◆ Aim of the task ◆
Turn the material below into a numbered list with no blank lines. Start at its first line and stop after the line that contains "transition-item[interactable]: Glitch 2: [403, 239, 496, 299]".

— Begin —

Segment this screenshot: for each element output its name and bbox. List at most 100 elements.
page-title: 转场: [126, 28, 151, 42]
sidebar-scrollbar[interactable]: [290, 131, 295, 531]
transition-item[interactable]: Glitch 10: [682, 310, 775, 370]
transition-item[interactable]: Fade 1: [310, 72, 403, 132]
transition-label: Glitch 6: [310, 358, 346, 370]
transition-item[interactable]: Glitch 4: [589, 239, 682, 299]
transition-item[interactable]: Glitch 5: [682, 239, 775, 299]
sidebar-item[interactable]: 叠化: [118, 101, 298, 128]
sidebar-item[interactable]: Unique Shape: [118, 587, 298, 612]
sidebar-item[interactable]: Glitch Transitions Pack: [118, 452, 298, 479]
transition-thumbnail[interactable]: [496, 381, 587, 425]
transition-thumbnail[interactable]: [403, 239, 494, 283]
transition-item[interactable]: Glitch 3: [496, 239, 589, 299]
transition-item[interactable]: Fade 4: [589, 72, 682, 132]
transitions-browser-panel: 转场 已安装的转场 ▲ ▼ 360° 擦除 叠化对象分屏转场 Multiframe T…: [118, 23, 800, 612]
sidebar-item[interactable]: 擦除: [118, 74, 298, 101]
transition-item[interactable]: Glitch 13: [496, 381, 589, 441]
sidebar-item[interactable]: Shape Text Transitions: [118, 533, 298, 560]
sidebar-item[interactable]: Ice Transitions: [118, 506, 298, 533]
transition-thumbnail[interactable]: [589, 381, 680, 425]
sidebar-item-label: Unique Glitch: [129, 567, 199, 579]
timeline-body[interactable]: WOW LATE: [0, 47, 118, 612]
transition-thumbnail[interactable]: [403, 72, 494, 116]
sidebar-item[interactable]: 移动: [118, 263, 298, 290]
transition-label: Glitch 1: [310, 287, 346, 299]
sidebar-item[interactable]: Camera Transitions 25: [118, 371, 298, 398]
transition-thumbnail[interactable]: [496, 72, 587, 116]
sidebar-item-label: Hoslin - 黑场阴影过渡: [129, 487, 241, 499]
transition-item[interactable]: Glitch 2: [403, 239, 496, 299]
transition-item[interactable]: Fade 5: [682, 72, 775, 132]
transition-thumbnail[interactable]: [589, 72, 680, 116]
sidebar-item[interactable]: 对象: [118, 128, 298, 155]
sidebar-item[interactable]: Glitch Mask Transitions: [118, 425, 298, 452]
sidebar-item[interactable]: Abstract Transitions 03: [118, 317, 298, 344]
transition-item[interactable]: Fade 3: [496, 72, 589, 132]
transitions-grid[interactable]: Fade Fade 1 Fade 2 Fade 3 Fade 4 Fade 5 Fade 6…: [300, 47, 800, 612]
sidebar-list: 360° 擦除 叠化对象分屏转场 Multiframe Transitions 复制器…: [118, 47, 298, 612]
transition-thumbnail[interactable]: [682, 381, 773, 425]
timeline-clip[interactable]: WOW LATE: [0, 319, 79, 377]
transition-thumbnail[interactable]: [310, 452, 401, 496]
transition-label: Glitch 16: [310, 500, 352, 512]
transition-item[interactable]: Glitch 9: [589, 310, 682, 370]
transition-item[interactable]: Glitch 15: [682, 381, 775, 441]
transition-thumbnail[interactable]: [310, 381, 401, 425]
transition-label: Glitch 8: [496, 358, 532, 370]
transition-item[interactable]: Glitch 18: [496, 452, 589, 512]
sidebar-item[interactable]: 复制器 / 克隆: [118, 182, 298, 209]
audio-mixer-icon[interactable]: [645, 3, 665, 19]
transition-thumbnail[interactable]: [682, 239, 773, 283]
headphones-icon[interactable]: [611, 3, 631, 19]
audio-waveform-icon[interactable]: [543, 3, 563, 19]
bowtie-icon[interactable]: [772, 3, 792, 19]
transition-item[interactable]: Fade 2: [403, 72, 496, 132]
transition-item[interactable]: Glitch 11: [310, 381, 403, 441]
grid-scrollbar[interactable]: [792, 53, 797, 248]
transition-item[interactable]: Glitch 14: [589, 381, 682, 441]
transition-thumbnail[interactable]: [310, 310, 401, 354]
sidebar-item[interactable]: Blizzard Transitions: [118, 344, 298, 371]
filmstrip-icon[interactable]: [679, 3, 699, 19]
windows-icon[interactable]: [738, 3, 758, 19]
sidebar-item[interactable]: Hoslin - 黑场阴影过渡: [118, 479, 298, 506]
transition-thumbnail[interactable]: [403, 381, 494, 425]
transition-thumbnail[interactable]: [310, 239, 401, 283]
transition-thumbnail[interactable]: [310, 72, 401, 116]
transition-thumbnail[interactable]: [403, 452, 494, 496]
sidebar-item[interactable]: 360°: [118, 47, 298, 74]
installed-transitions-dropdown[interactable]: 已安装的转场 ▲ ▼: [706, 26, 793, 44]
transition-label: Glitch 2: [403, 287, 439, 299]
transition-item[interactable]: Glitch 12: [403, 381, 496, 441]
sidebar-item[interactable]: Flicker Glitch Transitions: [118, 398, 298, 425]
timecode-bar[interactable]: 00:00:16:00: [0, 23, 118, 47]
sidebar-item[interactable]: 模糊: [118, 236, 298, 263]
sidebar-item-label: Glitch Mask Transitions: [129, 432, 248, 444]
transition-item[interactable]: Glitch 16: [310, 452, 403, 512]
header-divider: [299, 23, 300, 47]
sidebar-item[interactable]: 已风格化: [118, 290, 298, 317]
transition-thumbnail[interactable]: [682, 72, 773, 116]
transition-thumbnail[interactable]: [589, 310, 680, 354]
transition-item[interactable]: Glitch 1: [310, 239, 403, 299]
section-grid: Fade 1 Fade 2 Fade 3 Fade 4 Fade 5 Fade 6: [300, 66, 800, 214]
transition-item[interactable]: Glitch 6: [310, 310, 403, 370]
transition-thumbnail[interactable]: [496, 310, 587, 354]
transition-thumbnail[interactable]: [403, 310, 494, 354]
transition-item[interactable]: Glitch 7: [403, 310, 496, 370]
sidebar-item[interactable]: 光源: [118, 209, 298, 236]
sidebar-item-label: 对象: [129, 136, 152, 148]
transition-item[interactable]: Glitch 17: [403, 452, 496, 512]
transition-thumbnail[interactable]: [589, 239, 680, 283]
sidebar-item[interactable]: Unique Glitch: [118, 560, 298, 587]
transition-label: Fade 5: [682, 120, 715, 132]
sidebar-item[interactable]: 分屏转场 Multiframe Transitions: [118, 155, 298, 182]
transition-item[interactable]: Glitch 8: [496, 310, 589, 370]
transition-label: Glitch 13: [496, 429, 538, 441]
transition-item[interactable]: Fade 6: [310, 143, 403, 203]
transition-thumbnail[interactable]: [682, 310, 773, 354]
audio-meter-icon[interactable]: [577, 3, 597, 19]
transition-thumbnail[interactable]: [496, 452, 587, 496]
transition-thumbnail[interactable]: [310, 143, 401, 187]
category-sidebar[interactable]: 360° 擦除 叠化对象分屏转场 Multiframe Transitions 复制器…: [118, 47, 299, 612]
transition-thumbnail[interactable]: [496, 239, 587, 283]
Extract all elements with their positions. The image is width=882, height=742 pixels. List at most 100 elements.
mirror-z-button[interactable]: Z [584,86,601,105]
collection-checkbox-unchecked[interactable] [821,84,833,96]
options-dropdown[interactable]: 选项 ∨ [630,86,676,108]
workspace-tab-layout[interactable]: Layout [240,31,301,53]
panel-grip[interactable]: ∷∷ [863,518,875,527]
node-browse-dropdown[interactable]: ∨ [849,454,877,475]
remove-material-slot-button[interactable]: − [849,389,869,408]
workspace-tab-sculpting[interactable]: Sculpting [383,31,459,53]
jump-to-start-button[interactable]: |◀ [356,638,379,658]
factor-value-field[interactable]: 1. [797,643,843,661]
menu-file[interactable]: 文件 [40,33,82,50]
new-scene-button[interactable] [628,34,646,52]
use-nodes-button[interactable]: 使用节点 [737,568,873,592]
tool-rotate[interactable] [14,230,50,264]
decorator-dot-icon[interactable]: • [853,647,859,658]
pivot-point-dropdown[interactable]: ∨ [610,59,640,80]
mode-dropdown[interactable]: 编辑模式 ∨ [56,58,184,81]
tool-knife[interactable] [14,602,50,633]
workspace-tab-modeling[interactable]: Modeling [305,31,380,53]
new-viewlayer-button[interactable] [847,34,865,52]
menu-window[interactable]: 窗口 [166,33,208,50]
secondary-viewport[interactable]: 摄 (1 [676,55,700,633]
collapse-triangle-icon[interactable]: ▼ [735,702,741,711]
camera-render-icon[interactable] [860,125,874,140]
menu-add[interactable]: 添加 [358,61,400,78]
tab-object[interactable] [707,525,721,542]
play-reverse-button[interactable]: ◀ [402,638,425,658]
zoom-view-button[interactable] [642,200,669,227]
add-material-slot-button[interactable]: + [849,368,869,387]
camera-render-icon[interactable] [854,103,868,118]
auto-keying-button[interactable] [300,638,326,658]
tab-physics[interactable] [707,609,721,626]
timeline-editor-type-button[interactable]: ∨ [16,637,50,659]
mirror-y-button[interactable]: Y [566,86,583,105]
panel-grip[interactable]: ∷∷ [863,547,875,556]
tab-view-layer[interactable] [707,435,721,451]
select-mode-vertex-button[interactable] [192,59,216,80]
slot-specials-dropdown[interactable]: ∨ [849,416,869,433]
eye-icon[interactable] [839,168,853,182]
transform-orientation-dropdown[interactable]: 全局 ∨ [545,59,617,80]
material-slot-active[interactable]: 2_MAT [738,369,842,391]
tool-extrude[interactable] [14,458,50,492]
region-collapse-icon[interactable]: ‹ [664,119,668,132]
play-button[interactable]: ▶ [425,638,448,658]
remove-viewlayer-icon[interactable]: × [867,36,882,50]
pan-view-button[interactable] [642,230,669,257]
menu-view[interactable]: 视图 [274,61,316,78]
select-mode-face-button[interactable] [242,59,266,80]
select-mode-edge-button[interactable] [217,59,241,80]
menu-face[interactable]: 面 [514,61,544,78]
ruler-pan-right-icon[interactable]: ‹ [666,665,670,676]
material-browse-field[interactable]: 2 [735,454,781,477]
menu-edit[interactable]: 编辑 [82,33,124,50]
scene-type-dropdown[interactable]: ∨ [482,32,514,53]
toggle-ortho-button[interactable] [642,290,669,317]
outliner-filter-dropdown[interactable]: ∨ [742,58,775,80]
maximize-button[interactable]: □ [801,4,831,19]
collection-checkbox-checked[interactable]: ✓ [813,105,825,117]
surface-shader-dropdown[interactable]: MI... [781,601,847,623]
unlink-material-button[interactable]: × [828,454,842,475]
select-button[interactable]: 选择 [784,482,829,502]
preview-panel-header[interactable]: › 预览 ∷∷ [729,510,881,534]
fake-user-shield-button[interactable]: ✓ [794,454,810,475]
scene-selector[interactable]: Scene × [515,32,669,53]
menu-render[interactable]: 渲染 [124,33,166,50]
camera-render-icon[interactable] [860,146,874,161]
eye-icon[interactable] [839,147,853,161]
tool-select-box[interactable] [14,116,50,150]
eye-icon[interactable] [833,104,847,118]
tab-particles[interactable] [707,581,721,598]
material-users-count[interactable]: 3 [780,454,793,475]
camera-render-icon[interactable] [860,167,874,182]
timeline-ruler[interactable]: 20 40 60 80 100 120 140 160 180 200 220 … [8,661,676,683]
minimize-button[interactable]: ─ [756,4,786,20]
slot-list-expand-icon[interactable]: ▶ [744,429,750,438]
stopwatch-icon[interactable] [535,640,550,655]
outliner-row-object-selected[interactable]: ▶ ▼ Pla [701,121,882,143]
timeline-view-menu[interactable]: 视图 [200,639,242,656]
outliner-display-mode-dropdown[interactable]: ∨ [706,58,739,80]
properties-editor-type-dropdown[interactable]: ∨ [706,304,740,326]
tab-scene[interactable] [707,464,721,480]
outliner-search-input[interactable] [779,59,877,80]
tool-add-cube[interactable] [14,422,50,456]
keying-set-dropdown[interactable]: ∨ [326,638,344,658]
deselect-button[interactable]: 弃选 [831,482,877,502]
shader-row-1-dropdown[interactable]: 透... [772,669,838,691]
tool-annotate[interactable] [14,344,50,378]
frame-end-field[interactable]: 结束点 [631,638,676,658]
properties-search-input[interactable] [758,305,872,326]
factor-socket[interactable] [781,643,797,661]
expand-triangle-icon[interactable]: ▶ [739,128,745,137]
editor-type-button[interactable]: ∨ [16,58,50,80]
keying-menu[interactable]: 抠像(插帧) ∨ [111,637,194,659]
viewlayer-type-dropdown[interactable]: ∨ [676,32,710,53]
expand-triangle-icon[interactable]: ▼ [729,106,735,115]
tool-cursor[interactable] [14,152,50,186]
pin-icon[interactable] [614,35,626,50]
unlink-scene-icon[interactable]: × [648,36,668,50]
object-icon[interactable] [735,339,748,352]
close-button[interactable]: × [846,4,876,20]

— End —

◆ Result of this task ◆
1. Segment this screenshot: for each element output its name and bbox. List at most 100 elements.
2. page-title: 转场: [126, 28, 151, 42]
3. sidebar-scrollbar[interactable]: [290, 131, 295, 531]
4. transition-item[interactable]: Glitch 10: [682, 310, 775, 370]
5. transition-item[interactable]: Fade 1: [310, 72, 403, 132]
6. transition-label: Glitch 6: [310, 358, 346, 370]
7. transition-item[interactable]: Glitch 4: [589, 239, 682, 299]
8. transition-item[interactable]: Glitch 5: [682, 239, 775, 299]
9. sidebar-item[interactable]: 叠化: [118, 101, 298, 128]
10. sidebar-item[interactable]: Unique Shape: [118, 587, 298, 612]
11. sidebar-item[interactable]: Glitch Transitions Pack: [118, 452, 298, 479]
12. transition-thumbnail[interactable]: [496, 381, 587, 425]
13. transition-thumbnail[interactable]: [403, 239, 494, 283]
14. transition-item[interactable]: Glitch 3: [496, 239, 589, 299]
15. transition-item[interactable]: Fade 4: [589, 72, 682, 132]
16. transitions-browser-panel: 转场 已安装的转场 ▲ ▼ 360° 擦除 叠化对象分屏转场 Multiframe T…: [118, 23, 800, 612]
17. sidebar-item[interactable]: 擦除: [118, 74, 298, 101]
18. transition-item[interactable]: Glitch 13: [496, 381, 589, 441]
19. sidebar-item[interactable]: Shape Text Transitions: [118, 533, 298, 560]
20. sidebar-item[interactable]: Ice Transitions: [118, 506, 298, 533]
21. transition-thumbnail[interactable]: [589, 381, 680, 425]
22. sidebar-item-label: Unique Glitch: [129, 567, 199, 579]
23. timeline-body[interactable]: WOW LATE: [0, 47, 118, 612]
24. transition-thumbnail[interactable]: [403, 72, 494, 116]
25. sidebar-item[interactable]: 移动: [118, 263, 298, 290]
26. transition-label: Glitch 1: [310, 287, 346, 299]
27. sidebar-item[interactable]: Camera Transitions 25: [118, 371, 298, 398]
28. transition-thumbnail[interactable]: [496, 72, 587, 116]
29. sidebar-item-label: Hoslin - 黑场阴影过渡: [129, 487, 241, 499]
30. transition-item[interactable]: Glitch 2: [403, 239, 496, 299]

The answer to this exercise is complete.